» What the exercise asks
Repeat each entry in full, exactly.

» Data for the task
※
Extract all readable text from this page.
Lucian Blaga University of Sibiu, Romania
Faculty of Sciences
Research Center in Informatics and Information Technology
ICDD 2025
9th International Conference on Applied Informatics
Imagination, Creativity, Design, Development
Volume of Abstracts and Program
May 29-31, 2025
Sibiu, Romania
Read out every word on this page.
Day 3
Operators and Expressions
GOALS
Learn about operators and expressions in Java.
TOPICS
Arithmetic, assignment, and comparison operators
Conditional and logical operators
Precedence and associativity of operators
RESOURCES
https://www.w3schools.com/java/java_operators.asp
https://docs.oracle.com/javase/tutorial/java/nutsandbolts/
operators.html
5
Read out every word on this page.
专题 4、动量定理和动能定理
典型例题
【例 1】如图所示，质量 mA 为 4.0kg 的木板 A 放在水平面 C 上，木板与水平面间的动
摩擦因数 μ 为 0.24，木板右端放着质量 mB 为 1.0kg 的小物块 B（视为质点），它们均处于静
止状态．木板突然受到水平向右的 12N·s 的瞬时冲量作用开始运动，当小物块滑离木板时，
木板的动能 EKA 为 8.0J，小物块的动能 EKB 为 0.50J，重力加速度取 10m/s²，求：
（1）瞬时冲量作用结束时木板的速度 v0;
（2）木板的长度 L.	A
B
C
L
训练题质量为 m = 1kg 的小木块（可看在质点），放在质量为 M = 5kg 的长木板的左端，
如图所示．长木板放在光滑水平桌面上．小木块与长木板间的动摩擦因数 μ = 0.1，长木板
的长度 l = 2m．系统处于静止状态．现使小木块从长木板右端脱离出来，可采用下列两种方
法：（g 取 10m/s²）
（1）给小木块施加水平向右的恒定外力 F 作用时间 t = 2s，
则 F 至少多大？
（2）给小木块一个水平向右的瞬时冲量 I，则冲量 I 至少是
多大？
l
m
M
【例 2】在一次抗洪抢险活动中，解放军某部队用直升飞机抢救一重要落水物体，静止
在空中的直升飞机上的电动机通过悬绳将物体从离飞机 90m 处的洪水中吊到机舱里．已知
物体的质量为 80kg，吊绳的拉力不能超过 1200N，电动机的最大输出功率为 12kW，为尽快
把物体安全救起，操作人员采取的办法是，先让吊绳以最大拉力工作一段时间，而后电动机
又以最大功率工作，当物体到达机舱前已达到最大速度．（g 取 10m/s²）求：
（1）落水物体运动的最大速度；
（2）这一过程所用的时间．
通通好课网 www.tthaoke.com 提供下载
※
» Result of the task
Extract all readable text from this page.
Lucian Blaga University of Sibiu, Romania
Faculty of Sciences
Research Center in Informatics and Information Technology
ICDD 2025
9th International Conference on Applied Informatics
Imagination, Creativity, Design, Development
Volume of Abstracts and Program
May 29-31, 2025
Sibiu, Romania
Read out every word on this page.
Day 3
Operators and Expressions
GOALS
Learn about operators and expressions in Java.
TOPICS
Arithmetic, assignment, and comparison operators
Conditional and logical operators
Precedence and associativity of operators
RESOURCES
https://www.w3schools.com/java/java_operators.asp
https://docs.oracle.com/javase/tutorial/java/nutsandbolts/
operators.html
5
Read out every word on this page.
专题 4、动量定理和动能定理
典型例题
【例 1】如图所示，质量 mA 为 4.0kg 的木板 A 放在水平面 C 上，木板与水平面间的动
摩擦因数 μ 为 0.24，木板右端放着质量 mB 为 1.0kg 的小物块 B（视为质点），它们均处于静
止状态．木板突然受到水平向右的 12N·s 的瞬时冲量作用开始运动，当小物块滑离木板时，
木板的动能 EKA 为 8.0J，小物块的动能 EKB 为 0.50J，重力加速度取 10m/s²，求：
（1）瞬时冲量作用结束时木板的速度 v0;
（2）木板的长度 L.	A
B
C
L
训练题质量为 m = 1kg 的小木块（可看在质点），放在质量为 M = 5kg 的长木板的左端，
如图所示．长木板放在光滑水平桌面上．小木块与长木板间的动摩擦因数 μ = 0.1，长木板
的长度 l = 2m．系统处于静止状态．现使小木块从长木板右端脱离出来，可采用下列两种方
法：（g 取 10m/s²）
（1）给小木块施加水平向右的恒定外力 F 作用时间 t = 2s，
则 F 至少多大？
（2）给小木块一个水平向右的瞬时冲量 I，则冲量 I 至少是
多大？
l
m
M
【例 2】在一次抗洪抢险活动中，解放军某部队用直升飞机抢救一重要落水物体，静止
在空中的直升飞机上的电动机通过悬绳将物体从离飞机 90m 处的洪水中吊到机舱里．已知
物体的质量为 80kg，吊绳的拉力不能超过 1200N，电动机的最大输出功率为 12kW，为尽快
把物体安全救起，操作人员采取的办法是，先让吊绳以最大拉力工作一段时间，而后电动机
又以最大功率工作，当物体到达机舱前已达到最大速度．（g 取 10m/s²）求：
（1）落水物体运动的最大速度；
（2）这一过程所用的时间．
通通好课网 www.tthaoke.com 提供下载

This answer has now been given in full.